Walker cannot stop Dragic, and Dragic cannot stop Walker. And neither can hide from the other.

The Celtics might be able to get away with hiding Walker on Crowder, if Crowder stays put as a spot-up shooter, but both offenses will look to exploit the opposing point guard. Walker struggled against Toronto’s hard-nosed guards, scoring 15 or fewer points in three of his last four games, but getting to work against Miami’s weaker on-ball defenders could unlock his potent scoring on the biggest stage of his career.

Dragic will compete defensively, but he has fewer places to hide, especially once Hayward returns. He will be isolated, posted up and attacked relentlessly by Boston’s playmakers, but he is fully capable of hitting back on offense. He scored 43 points on 26 shots in two regular-season games against the Celtics, and his usage should only increase in the playoffs. How often Boston expends its best defenders trying to keep Dragic from penetrating should also determine whether Miami can free up its shooters for further damage.

Bam vs. Celtics centers by committee

The steady of improvement of Theis as a pick-setter, rim-runner and switchable defender earned him Boston’s starting center spot, but Adebayo is superior at all of those skills. Theis can get into foul trouble, especially against a battering ram like Adebayo, and that would force even greater matchup problems.

Raw records

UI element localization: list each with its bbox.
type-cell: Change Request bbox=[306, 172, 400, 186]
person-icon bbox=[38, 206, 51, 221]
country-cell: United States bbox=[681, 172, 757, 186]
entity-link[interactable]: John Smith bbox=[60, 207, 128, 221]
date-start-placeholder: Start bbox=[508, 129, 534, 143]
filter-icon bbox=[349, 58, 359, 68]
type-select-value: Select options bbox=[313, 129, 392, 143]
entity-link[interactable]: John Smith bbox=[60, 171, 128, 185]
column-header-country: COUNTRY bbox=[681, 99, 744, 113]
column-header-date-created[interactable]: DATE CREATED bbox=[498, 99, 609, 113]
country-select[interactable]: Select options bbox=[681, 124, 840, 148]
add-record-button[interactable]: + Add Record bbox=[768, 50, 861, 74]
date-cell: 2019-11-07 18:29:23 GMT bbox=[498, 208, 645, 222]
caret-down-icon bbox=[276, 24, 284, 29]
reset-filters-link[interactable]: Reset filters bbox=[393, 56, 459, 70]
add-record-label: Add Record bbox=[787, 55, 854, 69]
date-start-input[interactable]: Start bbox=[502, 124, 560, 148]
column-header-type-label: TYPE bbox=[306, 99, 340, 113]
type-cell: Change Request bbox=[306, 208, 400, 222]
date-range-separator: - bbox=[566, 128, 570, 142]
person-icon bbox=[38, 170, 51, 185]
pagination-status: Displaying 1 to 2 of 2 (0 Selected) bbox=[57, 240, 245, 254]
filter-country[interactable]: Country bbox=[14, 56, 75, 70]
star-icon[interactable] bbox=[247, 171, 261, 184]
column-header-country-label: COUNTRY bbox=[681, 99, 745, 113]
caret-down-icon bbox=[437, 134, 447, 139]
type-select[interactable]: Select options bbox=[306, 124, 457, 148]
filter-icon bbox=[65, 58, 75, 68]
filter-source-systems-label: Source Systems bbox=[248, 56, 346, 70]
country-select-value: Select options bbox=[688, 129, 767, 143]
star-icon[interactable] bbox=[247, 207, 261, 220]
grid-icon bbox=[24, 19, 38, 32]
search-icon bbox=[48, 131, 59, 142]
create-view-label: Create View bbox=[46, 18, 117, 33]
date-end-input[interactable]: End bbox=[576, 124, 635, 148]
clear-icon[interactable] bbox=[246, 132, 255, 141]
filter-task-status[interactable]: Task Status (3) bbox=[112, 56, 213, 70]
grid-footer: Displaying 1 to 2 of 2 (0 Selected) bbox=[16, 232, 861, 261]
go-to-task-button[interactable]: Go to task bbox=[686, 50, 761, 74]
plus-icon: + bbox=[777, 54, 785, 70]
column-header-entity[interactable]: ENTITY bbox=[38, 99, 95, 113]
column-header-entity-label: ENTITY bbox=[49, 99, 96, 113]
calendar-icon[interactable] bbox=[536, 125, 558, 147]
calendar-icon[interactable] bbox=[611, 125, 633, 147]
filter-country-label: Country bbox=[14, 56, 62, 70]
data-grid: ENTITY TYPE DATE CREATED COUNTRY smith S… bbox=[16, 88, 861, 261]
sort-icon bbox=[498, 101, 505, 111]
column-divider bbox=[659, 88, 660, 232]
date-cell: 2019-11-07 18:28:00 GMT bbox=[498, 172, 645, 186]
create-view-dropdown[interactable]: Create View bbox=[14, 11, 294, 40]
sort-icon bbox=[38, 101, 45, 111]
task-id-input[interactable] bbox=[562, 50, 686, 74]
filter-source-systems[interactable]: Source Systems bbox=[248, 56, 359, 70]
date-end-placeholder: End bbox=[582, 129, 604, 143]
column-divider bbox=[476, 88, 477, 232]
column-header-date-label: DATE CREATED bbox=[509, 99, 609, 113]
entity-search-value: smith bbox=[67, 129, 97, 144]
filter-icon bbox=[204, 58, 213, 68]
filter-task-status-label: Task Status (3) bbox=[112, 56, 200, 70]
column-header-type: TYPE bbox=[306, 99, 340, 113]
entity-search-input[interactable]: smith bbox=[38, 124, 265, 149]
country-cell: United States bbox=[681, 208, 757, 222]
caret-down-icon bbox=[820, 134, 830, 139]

__TASK LIST__.
1. Output the basketball matchup text exactly, from "Dragic will compete" down to "greater matchup problems.", with both ends included.
2. Edit the records from their first line down to the line containing "entity-link[interactable]: John Smith bbox=[60, 171, 128, 185]", replacing "Change Request" with "Incident Report" and leaving everything else unchanged. Return only those lines.

__PER-TASK OUTPUTS__.
1.
Dragic will compete defensively, but he has fewer places to hide, especially once Hayward returns. He will be isolated, posted up and attacked relentlessly by Boston’s playmakers, but he is fully capable of hitting back on offense. He scored 43 points on 26 shots in two regular-season games against the Celtics, and his usage should only increase in the playoffs. How often Boston expends its best defenders trying to keep Dragic from penetrating should also determine whether Miami can free up its shooters for further damage.

Bam vs. Celtics centers by committee

The steady of improvement of Theis as a pick-setter, rim-runner and switchable defender earned him Boston’s starting center spot, but Adebayo is superior at all of those skills. Theis can get into foul trouble, especially against a battering ram like Adebayo, and that would force even greater matchup problems.

2.
UI element localization: list each with its bbox.
type-cell: Incident Report bbox=[306, 172, 400, 186]
person-icon bbox=[38, 206, 51, 221]
country-cell: United States bbox=[681, 172, 757, 186]
entity-link[interactable]: John Smith bbox=[60, 207, 128, 221]
date-start-placeholder: Start bbox=[508, 129, 534, 143]
filter-icon bbox=[349, 58, 359, 68]
type-select-value: Select options bbox=[313, 129, 392, 143]
entity-link[interactable]: John Smith bbox=[60, 171, 128, 185]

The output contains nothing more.